Problem to work on:
State how many lines in the listing below include the word "JSON", and add nothing besides the number.

— start The records —

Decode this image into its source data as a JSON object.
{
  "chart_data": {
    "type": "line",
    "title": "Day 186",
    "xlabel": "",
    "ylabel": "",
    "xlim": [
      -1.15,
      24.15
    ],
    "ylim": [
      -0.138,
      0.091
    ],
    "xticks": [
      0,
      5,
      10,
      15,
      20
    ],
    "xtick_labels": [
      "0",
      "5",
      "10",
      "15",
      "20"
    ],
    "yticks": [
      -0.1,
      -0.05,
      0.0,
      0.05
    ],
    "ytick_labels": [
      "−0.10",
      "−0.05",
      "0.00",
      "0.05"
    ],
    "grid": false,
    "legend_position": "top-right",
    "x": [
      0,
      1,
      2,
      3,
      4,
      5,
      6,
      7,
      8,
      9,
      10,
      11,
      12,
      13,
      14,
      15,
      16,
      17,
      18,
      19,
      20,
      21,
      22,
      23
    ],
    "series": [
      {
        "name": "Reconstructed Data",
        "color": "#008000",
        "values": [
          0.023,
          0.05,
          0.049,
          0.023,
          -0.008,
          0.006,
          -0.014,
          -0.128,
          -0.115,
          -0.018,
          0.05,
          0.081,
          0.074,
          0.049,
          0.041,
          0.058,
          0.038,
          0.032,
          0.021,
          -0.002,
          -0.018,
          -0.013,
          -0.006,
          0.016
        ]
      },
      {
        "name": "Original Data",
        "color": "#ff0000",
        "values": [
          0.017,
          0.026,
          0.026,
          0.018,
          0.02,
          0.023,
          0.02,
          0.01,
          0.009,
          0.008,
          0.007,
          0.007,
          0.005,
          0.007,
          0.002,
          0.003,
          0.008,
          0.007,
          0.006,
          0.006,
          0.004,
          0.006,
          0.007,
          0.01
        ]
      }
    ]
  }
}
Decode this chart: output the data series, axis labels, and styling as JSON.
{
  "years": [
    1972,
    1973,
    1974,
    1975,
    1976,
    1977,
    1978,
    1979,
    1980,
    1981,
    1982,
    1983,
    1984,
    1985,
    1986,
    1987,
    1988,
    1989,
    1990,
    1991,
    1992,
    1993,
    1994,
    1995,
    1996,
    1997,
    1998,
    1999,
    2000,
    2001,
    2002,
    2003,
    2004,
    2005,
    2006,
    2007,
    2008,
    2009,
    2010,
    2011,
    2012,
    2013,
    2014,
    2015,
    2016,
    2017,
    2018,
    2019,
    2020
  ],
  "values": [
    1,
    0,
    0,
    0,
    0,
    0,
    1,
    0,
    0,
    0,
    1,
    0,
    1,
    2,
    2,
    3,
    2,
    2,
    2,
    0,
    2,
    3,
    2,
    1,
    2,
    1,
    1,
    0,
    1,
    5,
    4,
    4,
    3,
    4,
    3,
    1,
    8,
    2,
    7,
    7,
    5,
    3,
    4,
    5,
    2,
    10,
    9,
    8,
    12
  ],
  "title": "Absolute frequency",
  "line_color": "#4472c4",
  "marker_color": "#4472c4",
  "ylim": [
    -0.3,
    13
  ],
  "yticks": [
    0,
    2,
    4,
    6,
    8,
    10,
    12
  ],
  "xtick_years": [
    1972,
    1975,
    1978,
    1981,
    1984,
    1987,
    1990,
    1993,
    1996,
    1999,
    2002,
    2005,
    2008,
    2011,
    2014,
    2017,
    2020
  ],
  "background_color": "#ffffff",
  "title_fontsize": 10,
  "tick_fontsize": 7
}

— end The records —

Result for this exercise:
2